• _Do this_
Retype all material exactly. Pictures stay out of the copy.

• _Records supplied_

++++++

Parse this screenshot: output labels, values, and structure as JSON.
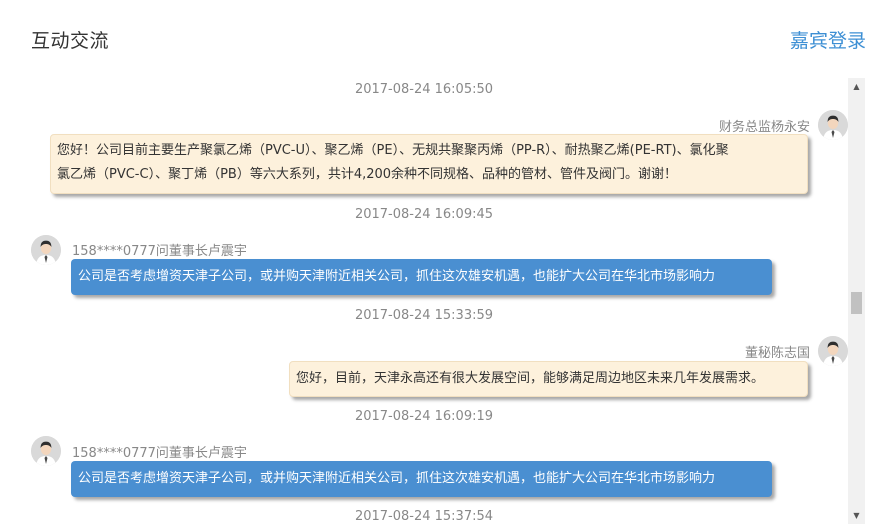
{
  "header": {
    "title": "互动交流",
    "login_label": "嘉宾登录"
  },
  "messages": [
    {
      "timestamp": "2017-08-24 16:05:50",
      "speaker": "财务总监杨永安",
      "type": "answer",
      "text_line1": "您好！公司目前主要生产聚氯乙烯（PVC-U）、聚乙烯（PE）、无规共聚聚丙烯（PP-R）、耐热聚乙烯(PE-RT)、氯化聚",
      "text_line2": "氯乙烯（PVC-C）、聚丁烯（PB）等六大系列，共计4,200余种不同规格、品种的管材、管件及阀门。谢谢！"
    },
    {
      "timestamp": "2017-08-24 16:09:45",
      "speaker": "158****0777问董事长卢震宇",
      "type": "question",
      "text": "公司是否考虑增资天津子公司，或并购天津附近相关公司，抓住这次雄安机遇，也能扩大公司在华北市场影响力"
    },
    {
      "timestamp": "2017-08-24 15:33:59",
      "speaker": "董秘陈志国",
      "type": "answer",
      "text": "您好，目前，天津永高还有很大发展空间，能够满足周边地区未来几年发展需求。"
    },
    {
      "timestamp": "2017-08-24 16:09:19",
      "speaker": "158****0777问董事长卢震宇",
      "type": "question",
      "text": "公司是否考虑增资天津子公司，或并购天津附近相关公司，抓住这次雄安机遇，也能扩大公司在华北市场影响力"
    },
    {
      "timestamp": "2017-08-24 15:37:54"
    }
  ],
  "colors": {
    "accent": "#3d8fd4",
    "question_bubble": "#4a8fd1",
    "answer_bubble": "#fdf1dc"
  },
  "icons": {
    "avatar": "user-avatar-icon",
    "scroll_up": "triangle-up-icon",
    "scroll_down": "triangle-down-icon"
  }
}
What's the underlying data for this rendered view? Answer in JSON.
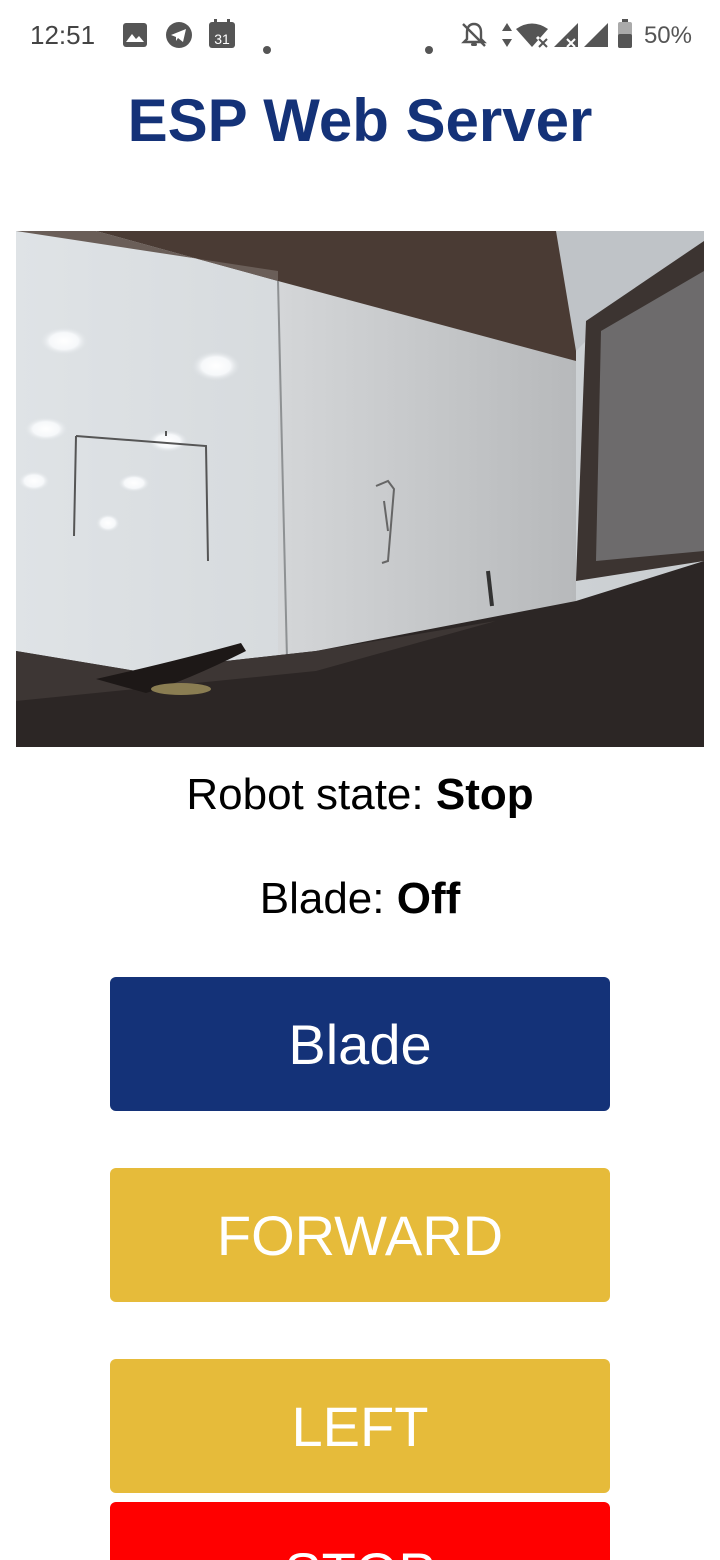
{
  "status_bar": {
    "time": "12:51",
    "calendar_day": "31",
    "battery_percent": "50%",
    "icons": [
      "image-icon",
      "telegram-icon",
      "calendar-icon",
      "dot-icon",
      "dot-icon",
      "bell-off-icon",
      "data-arrows-icon",
      "wifi-off-icon",
      "signal-icon",
      "signal-icon",
      "battery-icon"
    ]
  },
  "page": {
    "title": "ESP Web Server"
  },
  "robot": {
    "state_label": "Robot state:",
    "state_value": "Stop",
    "blade_label": "Blade:",
    "blade_value": "Off"
  },
  "buttons": {
    "blade": "Blade",
    "forward": "FORWARD",
    "left": "LEFT",
    "stop": "STOP"
  },
  "colors": {
    "title": "#143278",
    "blade_button": "#143278",
    "move_button": "#e6bb3a",
    "stop_button": "#ff0000"
  }
}
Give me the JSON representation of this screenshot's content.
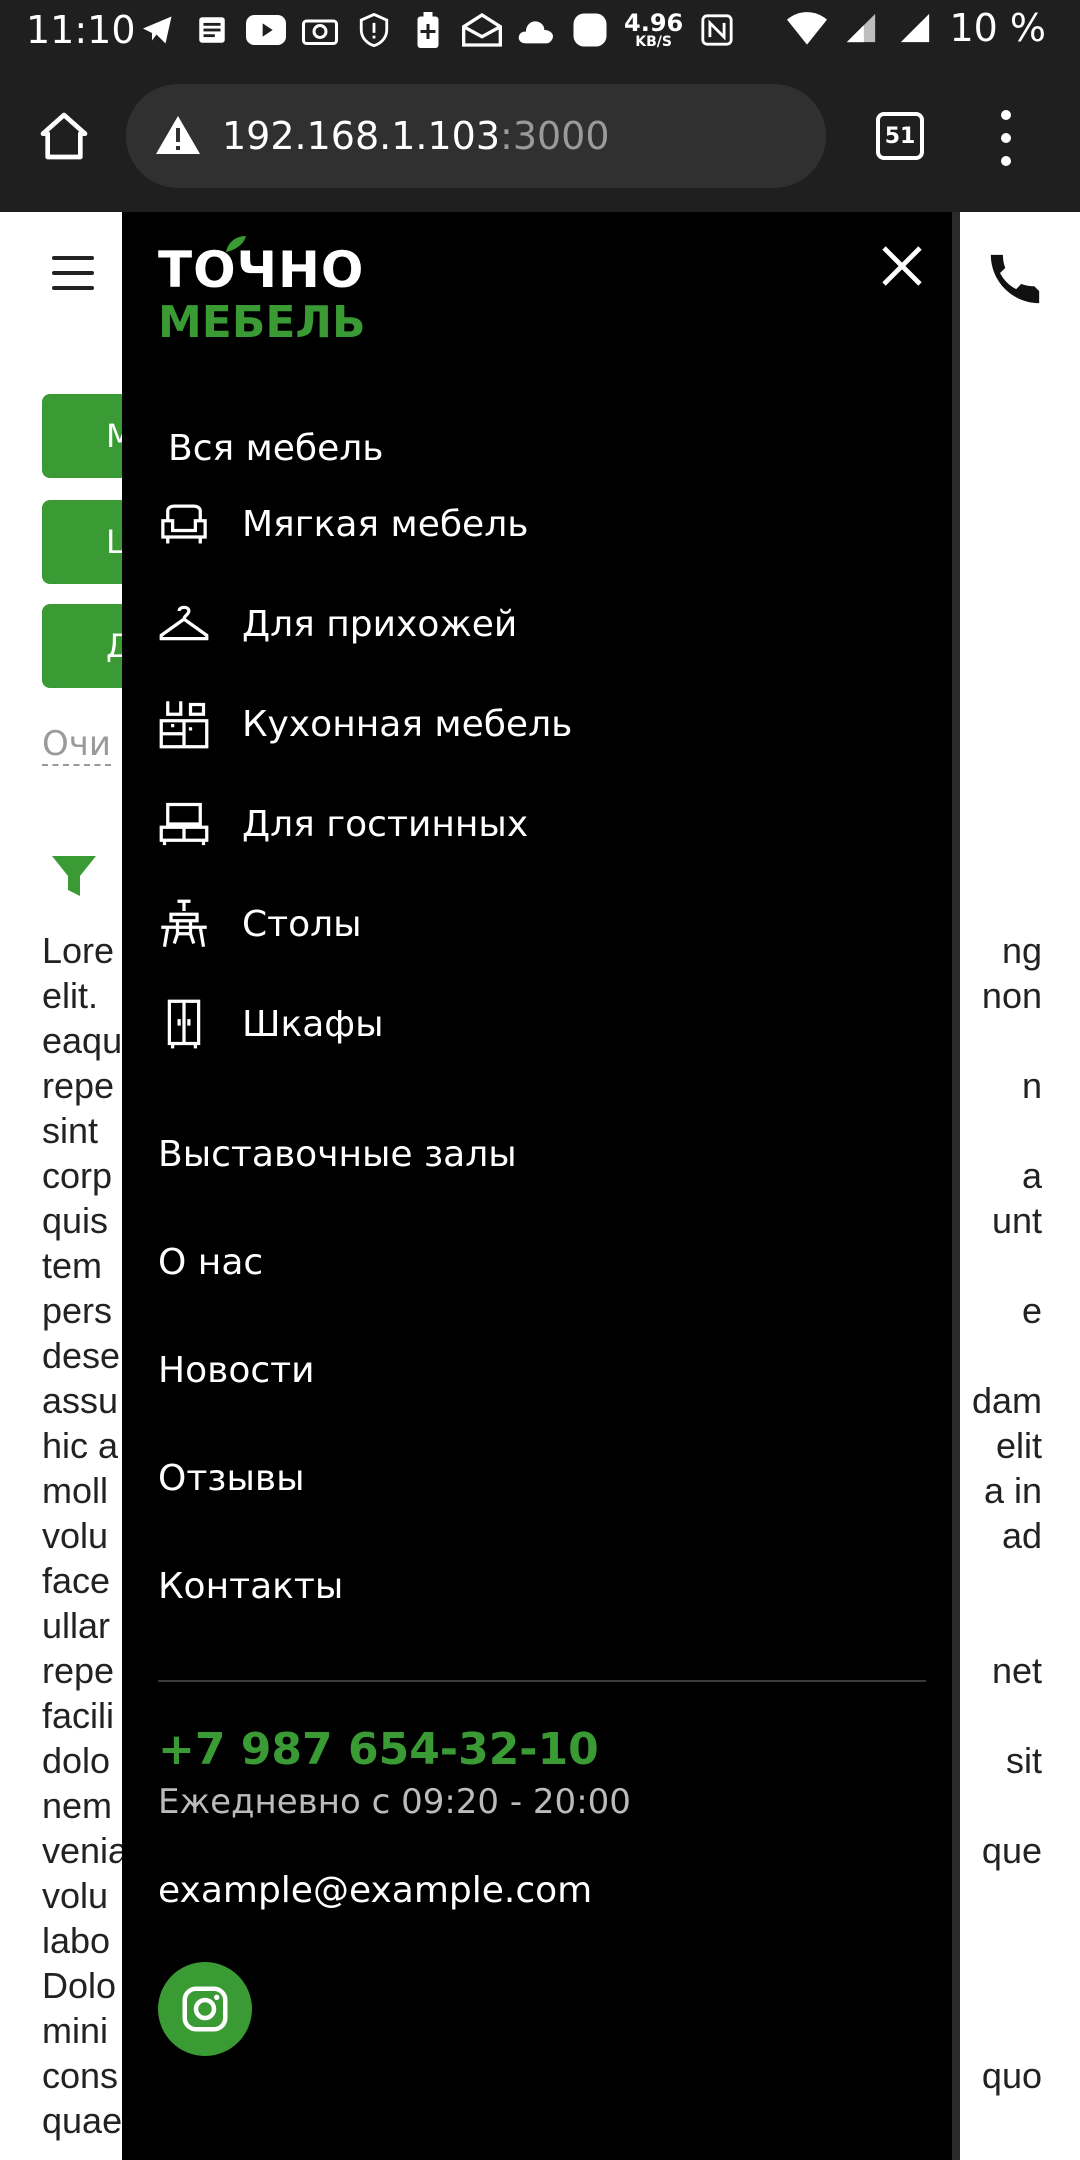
{
  "status_bar": {
    "time": "11:10",
    "speed_value": "4.96",
    "speed_unit": "KB/S",
    "battery_percent": "10 %"
  },
  "browser": {
    "url_host": "192.168.1.103",
    "url_port": ":3000",
    "tab_count": "51"
  },
  "background_page": {
    "buttons": [
      "M",
      "L",
      "Д"
    ],
    "clear_label": "Очи",
    "lorem_rows": [
      [
        "Lore",
        "ng"
      ],
      [
        "elit.",
        "non"
      ],
      [
        "eaqu",
        ""
      ],
      [
        "repe",
        "n"
      ],
      [
        "sint",
        ""
      ],
      [
        "corp",
        "a"
      ],
      [
        "quis",
        "unt"
      ],
      [
        "tem",
        ""
      ],
      [
        "pers",
        "e"
      ],
      [
        "dese",
        ""
      ],
      [
        "assu",
        "dam"
      ],
      [
        "hic a",
        "elit"
      ],
      [
        "moll",
        "a in"
      ],
      [
        "volu",
        "ad"
      ],
      [
        "face",
        ""
      ],
      [
        "ullar",
        ""
      ],
      [
        "repe",
        "net"
      ],
      [
        "facili",
        ""
      ],
      [
        "dolo",
        "sit"
      ],
      [
        "nem",
        ""
      ],
      [
        "venia",
        "que"
      ],
      [
        "volu",
        ""
      ],
      [
        "labo",
        ""
      ],
      [
        "Dolo",
        ""
      ],
      [
        "mini",
        ""
      ],
      [
        "cons",
        "quo"
      ],
      [
        "quae",
        ""
      ]
    ]
  },
  "menu": {
    "logo_top": "ТОЧНО",
    "logo_bottom": "МЕБЕЛЬ",
    "section_title": "Вся мебель",
    "categories": [
      {
        "label": "Мягкая мебель",
        "icon": "armchair-icon"
      },
      {
        "label": "Для прихожей",
        "icon": "hanger-icon"
      },
      {
        "label": "Кухонная мебель",
        "icon": "kitchen-icon"
      },
      {
        "label": "Для гостинных",
        "icon": "tv-stand-icon"
      },
      {
        "label": "Столы",
        "icon": "desk-chair-icon"
      },
      {
        "label": "Шкафы",
        "icon": "wardrobe-icon"
      }
    ],
    "nav": [
      "Выставочные залы",
      "О нас",
      "Новости",
      "Отзывы",
      "Контакты"
    ],
    "phone": "+7 987 654-32-10",
    "hours": "Ежедневно с 09:20 - 20:00",
    "email": "example@example.com",
    "social_icon": "instagram-icon"
  },
  "colors": {
    "accent": "#3a9a34",
    "drawer_bg": "#000000",
    "toolbar_bg": "#1f1f1f"
  }
}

++++++

• _Problem solution_
Parse this screenshot: output labels, values, and structure as JSON.
{
  "header": {
    "title": "互动交流",
    "login_label": "嘉宾登录"
  },
  "messages": [
    {
      "timestamp": "2017-08-24 16:05:50",
      "speaker": "财务总监杨永安",
      "type": "answer",
      "text_line1": "您好！公司目前主要生产聚氯乙烯（PVC-U）、聚乙烯（PE）、无规共聚聚丙烯（PP-R）、耐热聚乙烯(PE-RT)、氯化聚",
      "text_line2": "氯乙烯（PVC-C）、聚丁烯（PB）等六大系列，共计4,200余种不同规格、品种的管材、管件及阀门。谢谢！"
    },
    {
      "timestamp": "2017-08-24 16:09:45",
      "speaker": "158****0777问董事长卢震宇",
      "type": "question",
      "text": "公司是否考虑增资天津子公司，或并购天津附近相关公司，抓住这次雄安机遇，也能扩大公司在华北市场影响力"
    },
    {
      "timestamp": "2017-08-24 15:33:59",
      "speaker": "董秘陈志国",
      "type": "answer",
      "text": "您好，目前，天津永高还有很大发展空间，能够满足周边地区未来几年发展需求。"
    },
    {
      "timestamp": "2017-08-24 16:09:19",
      "speaker": "158****0777问董事长卢震宇",
      "type": "question",
      "text": "公司是否考虑增资天津子公司，或并购天津附近相关公司，抓住这次雄安机遇，也能扩大公司在华北市场影响力"
    },
    {
      "timestamp": "2017-08-24 15:37:54"
    }
  ],
  "colors": {
    "accent": "#3d8fd4",
    "question_bubble": "#4a8fd1",
    "answer_bubble": "#fdf1dc"
  },
  "icons": {
    "avatar": "user-avatar-icon",
    "scroll_up": "triangle-up-icon",
    "scroll_down": "triangle-down-icon"
  }
}
What's the underlying data for this rendered view? Answer in JSON.
{
  "status_bar": {
    "time": "12:51",
    "calendar_day": "31",
    "battery_percent": "50%",
    "icons": [
      "image-icon",
      "telegram-icon",
      "calendar-icon",
      "dot-icon",
      "dot-icon",
      "bell-off-icon",
      "data-arrows-icon",
      "wifi-off-icon",
      "signal-icon",
      "signal-icon",
      "battery-icon"
    ]
  },
  "page": {
    "title": "ESP Web Server"
  },
  "robot": {
    "state_label": "Robot state:",
    "state_value": "Stop",
    "blade_label": "Blade:",
    "blade_value": "Off"
  },
  "buttons": {
    "blade": "Blade",
    "forward": "FORWARD",
    "left": "LEFT",
    "stop": "STOP"
  },
  "colors": {
    "title": "#143278",
    "blade_button": "#143278",
    "move_button": "#e6bb3a",
    "stop_button": "#ff0000"
  }
}
Give me the JSON representation of this screenshot's content.
{
  "status_bar": {
    "time": "11:10",
    "speed_value": "4.96",
    "speed_unit": "KB/S",
    "battery_percent": "10 %"
  },
  "browser": {
    "url_host": "192.168.1.103",
    "url_port": ":3000",
    "tab_count": "51"
  },
  "background_page": {
    "buttons": [
      "M",
      "L",
      "Д"
    ],
    "clear_label": "Очи",
    "lorem_rows": [
      [
        "Lore",
        "ng"
      ],
      [
        "elit.",
        "non"
      ],
      [
        "eaqu",
        ""
      ],
      [
        "repe",
        "n"
      ],
      [
        "sint",
        ""
      ],
      [
        "corp",
        "a"
      ],
      [
        "quis",
        "unt"
      ],
      [
        "tem",
        ""
      ],
      [
        "pers",
        "e"
      ],
      [
        "dese",
        ""
      ],
      [
        "assu",
        "dam"
      ],
      [
        "hic a",
        "elit"
      ],
      [
        "moll",
        "a in"
      ],
      [
        "volu",
        "ad"
      ],
      [
        "face",
        ""
      ],
      [
        "ullar",
        ""
      ],
      [
        "repe",
        "net"
      ],
      [
        "facili",
        ""
      ],
      [
        "dolo",
        "sit"
      ],
      [
        "nem",
        ""
      ],
      [
        "venia",
        "que"
      ],
      [
        "volu",
        ""
      ],
      [
        "labo",
        ""
      ],
      [
        "Dolo",
        ""
      ],
      [
        "mini",
        ""
      ],
      [
        "cons",
        "quo"
      ],
      [
        "quae",
        ""
      ]
    ]
  },
  "menu": {
    "logo_top": "ТОЧНО",
    "logo_bottom": "МЕБЕЛЬ",
    "section_title": "Вся мебель",
    "categories": [
      {
        "label": "Мягкая мебель",
        "icon": "armchair-icon"
      },
      {
        "label": "Для прихожей",
        "icon": "hanger-icon"
      },
      {
        "label": "Кухонная мебель",
        "icon": "kitchen-icon"
      },
      {
        "label": "Для гостинных",
        "icon": "tv-stand-icon"
      },
      {
        "label": "Столы",
        "icon": "desk-chair-icon"
      },
      {
        "label": "Шкафы",
        "icon": "wardrobe-icon"
      }
    ],
    "nav": [
      "Выставочные залы",
      "О нас",
      "Новости",
      "Отзывы",
      "Контакты"
    ],
    "phone": "+7 987 654-32-10",
    "hours": "Ежедневно с 09:20 - 20:00",
    "email": "example@example.com",
    "social_icon": "instagram-icon"
  },
  "colors": {
    "accent": "#3a9a34",
    "drawer_bg": "#000000",
    "toolbar_bg": "#1f1f1f"
  }
}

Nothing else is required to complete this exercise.